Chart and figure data
▼▼▼

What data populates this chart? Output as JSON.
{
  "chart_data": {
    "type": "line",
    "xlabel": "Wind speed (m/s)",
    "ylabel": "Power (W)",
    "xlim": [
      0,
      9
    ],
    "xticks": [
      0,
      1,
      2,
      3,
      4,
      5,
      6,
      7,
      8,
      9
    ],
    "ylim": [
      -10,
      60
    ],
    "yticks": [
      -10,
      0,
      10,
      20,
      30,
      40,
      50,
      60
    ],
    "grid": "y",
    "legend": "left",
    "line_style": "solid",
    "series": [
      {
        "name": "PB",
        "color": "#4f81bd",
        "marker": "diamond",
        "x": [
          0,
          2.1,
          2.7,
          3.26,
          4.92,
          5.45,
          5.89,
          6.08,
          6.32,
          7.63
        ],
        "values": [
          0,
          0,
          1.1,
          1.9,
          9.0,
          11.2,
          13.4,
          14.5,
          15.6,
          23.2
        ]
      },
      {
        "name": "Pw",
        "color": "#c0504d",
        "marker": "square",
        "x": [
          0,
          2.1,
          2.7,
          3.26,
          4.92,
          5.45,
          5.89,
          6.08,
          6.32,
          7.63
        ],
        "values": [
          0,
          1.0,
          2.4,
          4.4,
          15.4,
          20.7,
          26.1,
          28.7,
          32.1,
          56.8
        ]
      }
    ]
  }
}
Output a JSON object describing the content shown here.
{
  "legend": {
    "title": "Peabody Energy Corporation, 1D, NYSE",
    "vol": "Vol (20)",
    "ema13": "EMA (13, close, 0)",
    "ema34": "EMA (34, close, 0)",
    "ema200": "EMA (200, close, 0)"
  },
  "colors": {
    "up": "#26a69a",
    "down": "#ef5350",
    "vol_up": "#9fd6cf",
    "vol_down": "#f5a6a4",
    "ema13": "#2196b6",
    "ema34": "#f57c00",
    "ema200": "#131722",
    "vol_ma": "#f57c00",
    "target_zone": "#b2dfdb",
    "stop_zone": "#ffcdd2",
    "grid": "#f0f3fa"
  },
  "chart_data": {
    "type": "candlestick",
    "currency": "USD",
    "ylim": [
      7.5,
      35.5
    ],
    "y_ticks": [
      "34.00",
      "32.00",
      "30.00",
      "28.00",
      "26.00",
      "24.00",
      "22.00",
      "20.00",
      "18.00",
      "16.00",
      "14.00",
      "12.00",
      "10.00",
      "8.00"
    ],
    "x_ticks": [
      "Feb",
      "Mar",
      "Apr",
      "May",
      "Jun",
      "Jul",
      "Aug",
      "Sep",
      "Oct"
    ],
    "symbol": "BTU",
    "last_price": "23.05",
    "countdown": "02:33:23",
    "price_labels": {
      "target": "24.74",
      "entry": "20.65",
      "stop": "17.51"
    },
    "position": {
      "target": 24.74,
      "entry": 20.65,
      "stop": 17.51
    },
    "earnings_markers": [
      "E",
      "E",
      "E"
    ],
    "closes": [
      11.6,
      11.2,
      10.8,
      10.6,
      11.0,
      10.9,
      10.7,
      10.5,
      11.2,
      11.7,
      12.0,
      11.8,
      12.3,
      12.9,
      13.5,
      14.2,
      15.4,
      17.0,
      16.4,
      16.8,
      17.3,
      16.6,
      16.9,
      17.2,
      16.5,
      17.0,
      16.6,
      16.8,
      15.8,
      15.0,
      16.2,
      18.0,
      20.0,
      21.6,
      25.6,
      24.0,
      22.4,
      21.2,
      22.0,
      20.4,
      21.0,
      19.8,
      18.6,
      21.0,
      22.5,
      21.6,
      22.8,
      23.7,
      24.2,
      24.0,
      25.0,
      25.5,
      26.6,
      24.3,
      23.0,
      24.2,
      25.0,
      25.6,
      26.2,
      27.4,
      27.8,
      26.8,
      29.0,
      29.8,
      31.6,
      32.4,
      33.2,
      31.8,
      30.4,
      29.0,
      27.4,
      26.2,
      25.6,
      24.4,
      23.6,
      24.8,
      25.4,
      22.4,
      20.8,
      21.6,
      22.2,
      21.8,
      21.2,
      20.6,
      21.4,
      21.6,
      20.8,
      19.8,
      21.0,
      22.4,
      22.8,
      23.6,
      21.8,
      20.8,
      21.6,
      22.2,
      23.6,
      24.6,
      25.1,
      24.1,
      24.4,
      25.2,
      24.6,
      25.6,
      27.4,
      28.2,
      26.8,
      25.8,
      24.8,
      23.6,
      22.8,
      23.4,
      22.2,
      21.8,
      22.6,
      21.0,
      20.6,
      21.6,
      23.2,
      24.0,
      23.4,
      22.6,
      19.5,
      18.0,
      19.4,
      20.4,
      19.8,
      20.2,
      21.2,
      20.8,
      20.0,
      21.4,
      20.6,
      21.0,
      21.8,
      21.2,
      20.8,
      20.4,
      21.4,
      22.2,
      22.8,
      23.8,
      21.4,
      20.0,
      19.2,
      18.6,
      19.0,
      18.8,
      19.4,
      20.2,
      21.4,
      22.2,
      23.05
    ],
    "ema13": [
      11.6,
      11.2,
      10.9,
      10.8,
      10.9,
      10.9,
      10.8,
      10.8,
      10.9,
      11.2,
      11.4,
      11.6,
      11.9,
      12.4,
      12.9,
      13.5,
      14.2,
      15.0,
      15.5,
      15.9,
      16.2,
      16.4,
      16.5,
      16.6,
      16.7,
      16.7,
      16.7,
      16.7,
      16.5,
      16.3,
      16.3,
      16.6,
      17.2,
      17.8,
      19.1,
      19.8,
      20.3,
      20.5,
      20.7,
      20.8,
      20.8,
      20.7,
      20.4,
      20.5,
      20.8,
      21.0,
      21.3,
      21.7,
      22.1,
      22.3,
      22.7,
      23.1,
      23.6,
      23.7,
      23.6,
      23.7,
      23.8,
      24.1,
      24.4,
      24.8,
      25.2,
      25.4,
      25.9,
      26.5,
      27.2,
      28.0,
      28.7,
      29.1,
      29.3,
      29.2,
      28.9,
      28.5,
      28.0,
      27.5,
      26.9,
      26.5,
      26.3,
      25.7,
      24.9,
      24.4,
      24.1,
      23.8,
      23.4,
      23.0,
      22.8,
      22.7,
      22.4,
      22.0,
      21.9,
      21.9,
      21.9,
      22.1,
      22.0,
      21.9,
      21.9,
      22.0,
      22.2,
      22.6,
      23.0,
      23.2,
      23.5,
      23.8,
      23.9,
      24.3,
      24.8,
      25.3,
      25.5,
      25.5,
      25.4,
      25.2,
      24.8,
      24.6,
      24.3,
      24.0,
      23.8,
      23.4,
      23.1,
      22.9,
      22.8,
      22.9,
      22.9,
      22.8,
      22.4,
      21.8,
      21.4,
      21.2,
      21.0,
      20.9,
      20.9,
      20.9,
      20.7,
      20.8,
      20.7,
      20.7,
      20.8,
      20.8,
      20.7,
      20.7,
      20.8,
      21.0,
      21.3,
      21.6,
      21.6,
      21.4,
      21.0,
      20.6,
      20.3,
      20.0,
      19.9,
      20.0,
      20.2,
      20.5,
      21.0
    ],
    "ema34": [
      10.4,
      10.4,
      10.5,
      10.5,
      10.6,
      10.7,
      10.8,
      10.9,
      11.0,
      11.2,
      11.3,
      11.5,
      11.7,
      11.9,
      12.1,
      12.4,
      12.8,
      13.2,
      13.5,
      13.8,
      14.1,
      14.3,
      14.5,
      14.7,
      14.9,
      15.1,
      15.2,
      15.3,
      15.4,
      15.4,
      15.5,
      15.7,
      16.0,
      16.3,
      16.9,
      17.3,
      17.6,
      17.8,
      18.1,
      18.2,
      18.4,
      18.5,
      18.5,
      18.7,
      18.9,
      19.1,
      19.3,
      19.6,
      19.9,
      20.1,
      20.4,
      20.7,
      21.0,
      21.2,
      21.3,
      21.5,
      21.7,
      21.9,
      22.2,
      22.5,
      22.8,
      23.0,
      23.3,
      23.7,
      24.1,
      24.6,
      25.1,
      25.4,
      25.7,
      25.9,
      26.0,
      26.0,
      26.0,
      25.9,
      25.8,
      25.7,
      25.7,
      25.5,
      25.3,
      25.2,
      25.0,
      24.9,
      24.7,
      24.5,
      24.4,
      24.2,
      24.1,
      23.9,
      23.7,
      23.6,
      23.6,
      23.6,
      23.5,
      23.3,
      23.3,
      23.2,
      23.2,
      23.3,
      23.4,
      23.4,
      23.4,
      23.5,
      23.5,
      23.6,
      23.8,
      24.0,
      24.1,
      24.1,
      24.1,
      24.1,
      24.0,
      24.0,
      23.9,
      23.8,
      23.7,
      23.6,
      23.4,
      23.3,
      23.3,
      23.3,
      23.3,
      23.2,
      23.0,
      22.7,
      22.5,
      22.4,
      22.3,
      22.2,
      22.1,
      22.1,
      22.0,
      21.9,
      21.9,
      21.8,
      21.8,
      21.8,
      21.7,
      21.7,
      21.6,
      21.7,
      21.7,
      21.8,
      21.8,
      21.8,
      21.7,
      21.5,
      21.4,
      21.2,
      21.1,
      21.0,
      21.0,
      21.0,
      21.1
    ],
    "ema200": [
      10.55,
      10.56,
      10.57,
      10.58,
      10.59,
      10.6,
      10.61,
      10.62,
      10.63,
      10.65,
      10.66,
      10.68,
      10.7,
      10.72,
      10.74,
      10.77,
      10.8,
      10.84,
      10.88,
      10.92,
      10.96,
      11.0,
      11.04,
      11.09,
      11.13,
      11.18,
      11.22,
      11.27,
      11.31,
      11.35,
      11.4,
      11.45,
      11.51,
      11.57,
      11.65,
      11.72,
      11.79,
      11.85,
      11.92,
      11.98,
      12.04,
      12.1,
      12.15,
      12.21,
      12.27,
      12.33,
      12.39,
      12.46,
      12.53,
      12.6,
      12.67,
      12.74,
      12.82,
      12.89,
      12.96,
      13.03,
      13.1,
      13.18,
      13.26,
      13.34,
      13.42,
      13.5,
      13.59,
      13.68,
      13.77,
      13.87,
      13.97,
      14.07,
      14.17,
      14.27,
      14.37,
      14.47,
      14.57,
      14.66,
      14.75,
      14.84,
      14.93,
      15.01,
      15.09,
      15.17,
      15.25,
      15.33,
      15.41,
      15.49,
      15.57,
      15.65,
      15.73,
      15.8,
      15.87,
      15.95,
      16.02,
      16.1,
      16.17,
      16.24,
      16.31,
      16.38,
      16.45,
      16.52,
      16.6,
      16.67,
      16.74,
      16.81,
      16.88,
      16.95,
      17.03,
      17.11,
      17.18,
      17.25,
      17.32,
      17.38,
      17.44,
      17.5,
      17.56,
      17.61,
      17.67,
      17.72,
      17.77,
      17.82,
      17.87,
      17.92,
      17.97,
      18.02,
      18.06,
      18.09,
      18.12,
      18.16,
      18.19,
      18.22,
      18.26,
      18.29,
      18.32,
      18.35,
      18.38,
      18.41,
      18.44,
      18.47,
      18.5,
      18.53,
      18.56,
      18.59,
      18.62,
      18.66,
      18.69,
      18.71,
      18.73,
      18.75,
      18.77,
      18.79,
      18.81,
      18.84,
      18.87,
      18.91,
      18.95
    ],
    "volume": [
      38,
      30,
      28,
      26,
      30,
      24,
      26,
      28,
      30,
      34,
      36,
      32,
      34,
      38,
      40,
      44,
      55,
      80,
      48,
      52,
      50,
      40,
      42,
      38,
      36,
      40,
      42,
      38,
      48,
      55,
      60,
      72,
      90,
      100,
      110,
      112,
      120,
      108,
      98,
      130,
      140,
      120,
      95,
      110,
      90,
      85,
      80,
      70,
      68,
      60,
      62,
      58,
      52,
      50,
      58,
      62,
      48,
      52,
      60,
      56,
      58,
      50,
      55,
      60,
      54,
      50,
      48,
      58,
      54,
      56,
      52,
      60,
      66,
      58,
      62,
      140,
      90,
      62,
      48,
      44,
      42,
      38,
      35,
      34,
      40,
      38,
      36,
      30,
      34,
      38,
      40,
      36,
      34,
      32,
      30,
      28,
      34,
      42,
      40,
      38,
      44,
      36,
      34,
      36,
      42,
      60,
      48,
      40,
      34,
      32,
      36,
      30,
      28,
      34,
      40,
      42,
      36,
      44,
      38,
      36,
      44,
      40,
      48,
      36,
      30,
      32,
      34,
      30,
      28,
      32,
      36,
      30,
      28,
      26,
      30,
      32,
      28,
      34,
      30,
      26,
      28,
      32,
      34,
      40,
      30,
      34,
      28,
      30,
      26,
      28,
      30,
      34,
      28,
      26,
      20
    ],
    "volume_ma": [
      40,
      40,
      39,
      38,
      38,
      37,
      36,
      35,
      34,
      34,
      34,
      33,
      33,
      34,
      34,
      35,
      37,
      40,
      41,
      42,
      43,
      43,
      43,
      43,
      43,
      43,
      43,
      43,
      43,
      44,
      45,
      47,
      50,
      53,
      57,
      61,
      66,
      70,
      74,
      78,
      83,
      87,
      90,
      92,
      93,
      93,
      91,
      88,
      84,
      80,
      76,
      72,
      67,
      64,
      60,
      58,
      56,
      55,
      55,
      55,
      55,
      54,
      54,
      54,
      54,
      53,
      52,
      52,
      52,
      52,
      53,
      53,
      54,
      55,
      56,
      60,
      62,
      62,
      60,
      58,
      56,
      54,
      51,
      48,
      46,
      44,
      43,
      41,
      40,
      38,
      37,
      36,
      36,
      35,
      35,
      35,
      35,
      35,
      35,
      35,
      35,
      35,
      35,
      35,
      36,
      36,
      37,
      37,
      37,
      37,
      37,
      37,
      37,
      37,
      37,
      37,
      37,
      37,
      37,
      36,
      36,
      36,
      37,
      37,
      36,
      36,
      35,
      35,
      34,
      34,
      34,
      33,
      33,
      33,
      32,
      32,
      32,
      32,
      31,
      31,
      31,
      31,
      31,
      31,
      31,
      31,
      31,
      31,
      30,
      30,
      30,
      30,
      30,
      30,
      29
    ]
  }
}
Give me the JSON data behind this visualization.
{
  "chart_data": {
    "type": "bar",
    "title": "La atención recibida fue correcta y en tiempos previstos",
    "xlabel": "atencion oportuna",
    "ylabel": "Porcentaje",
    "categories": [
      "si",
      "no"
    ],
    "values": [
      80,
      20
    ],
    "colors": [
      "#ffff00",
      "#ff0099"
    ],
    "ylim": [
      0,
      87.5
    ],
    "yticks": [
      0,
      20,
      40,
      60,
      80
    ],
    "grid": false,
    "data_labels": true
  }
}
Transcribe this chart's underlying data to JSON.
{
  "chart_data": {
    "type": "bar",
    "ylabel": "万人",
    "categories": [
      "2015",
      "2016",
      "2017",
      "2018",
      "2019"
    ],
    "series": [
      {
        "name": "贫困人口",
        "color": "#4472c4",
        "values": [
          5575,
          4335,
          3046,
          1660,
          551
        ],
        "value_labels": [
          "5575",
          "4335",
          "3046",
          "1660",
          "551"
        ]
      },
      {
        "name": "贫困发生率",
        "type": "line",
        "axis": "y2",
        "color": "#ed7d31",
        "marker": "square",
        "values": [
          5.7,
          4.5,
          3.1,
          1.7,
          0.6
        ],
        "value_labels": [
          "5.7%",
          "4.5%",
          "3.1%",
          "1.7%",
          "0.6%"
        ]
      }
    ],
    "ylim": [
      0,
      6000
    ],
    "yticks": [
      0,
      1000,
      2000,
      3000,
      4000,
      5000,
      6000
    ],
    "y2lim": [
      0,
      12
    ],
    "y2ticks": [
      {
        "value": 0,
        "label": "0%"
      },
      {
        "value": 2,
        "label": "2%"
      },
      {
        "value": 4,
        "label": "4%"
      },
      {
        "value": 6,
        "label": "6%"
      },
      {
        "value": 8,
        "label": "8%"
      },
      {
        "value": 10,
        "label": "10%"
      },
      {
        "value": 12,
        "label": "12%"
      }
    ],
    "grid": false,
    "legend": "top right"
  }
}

▲▲▲

• _Objective_
From the line containing "Give me the" through the final line of the listing above, retype every line exactly; leave out everything else.

• _Output for this exercise_
Give me the JSON data behind this visualization.
{
  "chart_data": {
    "type": "bar",
    "title": "La atención recibida fue correcta y en tiempos previstos",
    "xlabel": "atencion oportuna",
    "ylabel": "Porcentaje",
    "categories": [
      "si",
      "no"
    ],
    "values": [
      80,
      20
    ],
    "colors": [
      "#ffff00",
      "#ff0099"
    ],
    "ylim": [
      0,
      87.5
    ],
    "yticks": [
      0,
      20,
      40,
      60,
      80
    ],
    "grid": false,
    "data_labels": true
  }
}
Transcribe this chart's underlying data to JSON.
{
  "chart_data": {
    "type": "bar",
    "ylabel": "万人",
    "categories": [
      "2015",
      "2016",
      "2017",
      "2018",
      "2019"
    ],
    "series": [
      {
        "name": "贫困人口",
        "color": "#4472c4",
        "values": [
          5575,
          4335,
          3046,
          1660,
          551
        ],
        "value_labels": [
          "5575",
          "4335",
          "3046",
          "1660",
          "551"
        ]
      },
      {
        "name": "贫困发生率",
        "type": "line",
        "axis": "y2",
        "color": "#ed7d31",
        "marker": "square",
        "values": [
          5.7,
          4.5,
          3.1,
          1.7,
          0.6
        ],
        "value_labels": [
          "5.7%",
          "4.5%",
          "3.1%",
          "1.7%",
          "0.6%"
        ]
      }
    ],
    "ylim": [
      0,
      6000
    ],
    "yticks": [
      0,
      1000,
      2000,
      3000,
      4000,
      5000,
      6000
    ],
    "y2lim": [
      0,
      12
    ],
    "y2ticks": [
      {
        "value": 0,
        "label": "0%"
      },
      {
        "value": 2,
        "label": "2%"
      },
      {
        "value": 4,
        "label": "4%"
      },
      {
        "value": 6,
        "label": "6%"
      },
      {
        "value": 8,
        "label": "8%"
      },
      {
        "value": 10,
        "label": "10%"
      },
      {
        "value": 12,
        "label": "12%"
      }
    ],
    "grid": false,
    "legend": "top right"
  }
}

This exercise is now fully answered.